The records:
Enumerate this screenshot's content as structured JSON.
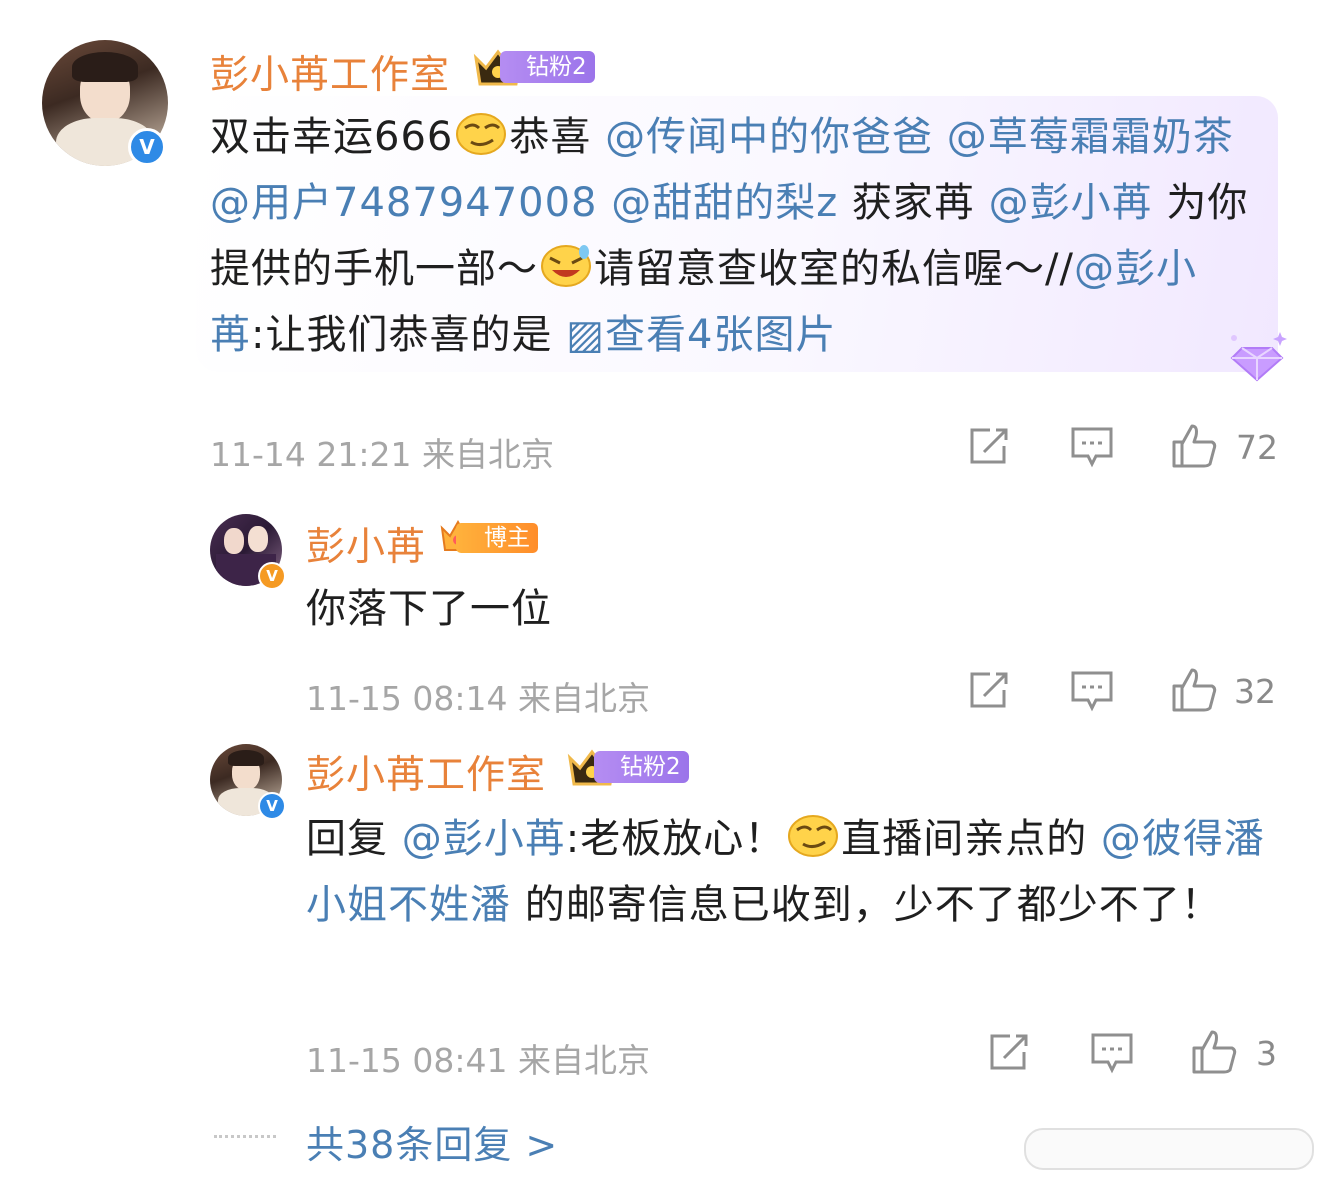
{
  "main_comment": {
    "author": "彭小苒工作室",
    "fan_badge": "钻粉2",
    "content_parts": [
      {
        "t": "text",
        "v": "双击幸运666"
      },
      {
        "t": "emoji",
        "v": "smirk-emoji"
      },
      {
        "t": "text",
        "v": "恭喜 "
      },
      {
        "t": "link",
        "v": "@传闻中的你爸爸"
      },
      {
        "t": "text",
        "v": " "
      },
      {
        "t": "link",
        "v": "@草莓霜霜奶茶"
      },
      {
        "t": "text",
        "v": " "
      },
      {
        "t": "link",
        "v": "@用户7487947008"
      },
      {
        "t": "text",
        "v": " "
      },
      {
        "t": "link",
        "v": "@甜甜的梨z"
      },
      {
        "t": "text",
        "v": " 获家苒 "
      },
      {
        "t": "link",
        "v": "@彭小苒"
      },
      {
        "t": "text",
        "v": " 为你提供的手机一部～"
      },
      {
        "t": "emoji",
        "v": "laugh-emoji"
      },
      {
        "t": "text",
        "v": "请留意查收室的私信喔～//"
      },
      {
        "t": "link",
        "v": "@彭小苒"
      },
      {
        "t": "text",
        "v": ":让我们恭喜的是 "
      },
      {
        "t": "link",
        "v": "▨查看4张图片"
      }
    ],
    "time": "11-14 21:21 来自北京",
    "likes": "72"
  },
  "replies": [
    {
      "author": "彭小苒",
      "badge": "博主",
      "content_parts": [
        {
          "t": "text",
          "v": "你落下了一位"
        }
      ],
      "time": "11-15 08:14 来自北京",
      "likes": "32"
    },
    {
      "author": "彭小苒工作室",
      "badge": "钻粉2",
      "content_parts": [
        {
          "t": "text",
          "v": "回复 "
        },
        {
          "t": "link",
          "v": "@彭小苒"
        },
        {
          "t": "text",
          "v": ":老板放心！"
        },
        {
          "t": "emoji",
          "v": "smirk-emoji"
        },
        {
          "t": "text",
          "v": "直播间亲点的 "
        },
        {
          "t": "link",
          "v": "@彼得潘小姐不姓潘"
        },
        {
          "t": "text",
          "v": " 的邮寄信息已收到，少不了都少不了！"
        }
      ],
      "time": "11-15 08:41 来自北京",
      "likes": "3"
    }
  ],
  "more_replies": "共38条回复 >",
  "colors": {
    "name": "#e8823a",
    "link": "#4a7fb4",
    "meta": "#a6a6a6",
    "fan_badge": "#a57ff0",
    "verified_blue": "#2e8ae6",
    "verified_orange": "#f59a23"
  }
}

Job: Copy out the records above in full, exactly as written, but not the pictures.

Solution to this problem:
Enumerate this screenshot's content as structured JSON.
{
  "main_comment": {
    "author": "彭小苒工作室",
    "fan_badge": "钻粉2",
    "content_parts": [
      {
        "t": "text",
        "v": "双击幸运666"
      },
      {
        "t": "emoji",
        "v": "smirk-emoji"
      },
      {
        "t": "text",
        "v": "恭喜 "
      },
      {
        "t": "link",
        "v": "@传闻中的你爸爸"
      },
      {
        "t": "text",
        "v": " "
      },
      {
        "t": "link",
        "v": "@草莓霜霜奶茶"
      },
      {
        "t": "text",
        "v": " "
      },
      {
        "t": "link",
        "v": "@用户7487947008"
      },
      {
        "t": "text",
        "v": " "
      },
      {
        "t": "link",
        "v": "@甜甜的梨z"
      },
      {
        "t": "text",
        "v": " 获家苒 "
      },
      {
        "t": "link",
        "v": "@彭小苒"
      },
      {
        "t": "text",
        "v": " 为你提供的手机一部～"
      },
      {
        "t": "emoji",
        "v": "laugh-emoji"
      },
      {
        "t": "text",
        "v": "请留意查收室的私信喔～//"
      },
      {
        "t": "link",
        "v": "@彭小苒"
      },
      {
        "t": "text",
        "v": ":让我们恭喜的是 "
      },
      {
        "t": "link",
        "v": "▨查看4张图片"
      }
    ],
    "time": "11-14 21:21 来自北京",
    "likes": "72"
  },
  "replies": [
    {
      "author": "彭小苒",
      "badge": "博主",
      "content_parts": [
        {
          "t": "text",
          "v": "你落下了一位"
        }
      ],
      "time": "11-15 08:14 来自北京",
      "likes": "32"
    },
    {
      "author": "彭小苒工作室",
      "badge": "钻粉2",
      "content_parts": [
        {
          "t": "text",
          "v": "回复 "
        },
        {
          "t": "link",
          "v": "@彭小苒"
        },
        {
          "t": "text",
          "v": ":老板放心！"
        },
        {
          "t": "emoji",
          "v": "smirk-emoji"
        },
        {
          "t": "text",
          "v": "直播间亲点的 "
        },
        {
          "t": "link",
          "v": "@彼得潘小姐不姓潘"
        },
        {
          "t": "text",
          "v": " 的邮寄信息已收到，少不了都少不了！"
        }
      ],
      "time": "11-15 08:41 来自北京",
      "likes": "3"
    }
  ],
  "more_replies": "共38条回复 >",
  "colors": {
    "name": "#e8823a",
    "link": "#4a7fb4",
    "meta": "#a6a6a6",
    "fan_badge": "#a57ff0",
    "verified_blue": "#2e8ae6",
    "verified_orange": "#f59a23"
  }
}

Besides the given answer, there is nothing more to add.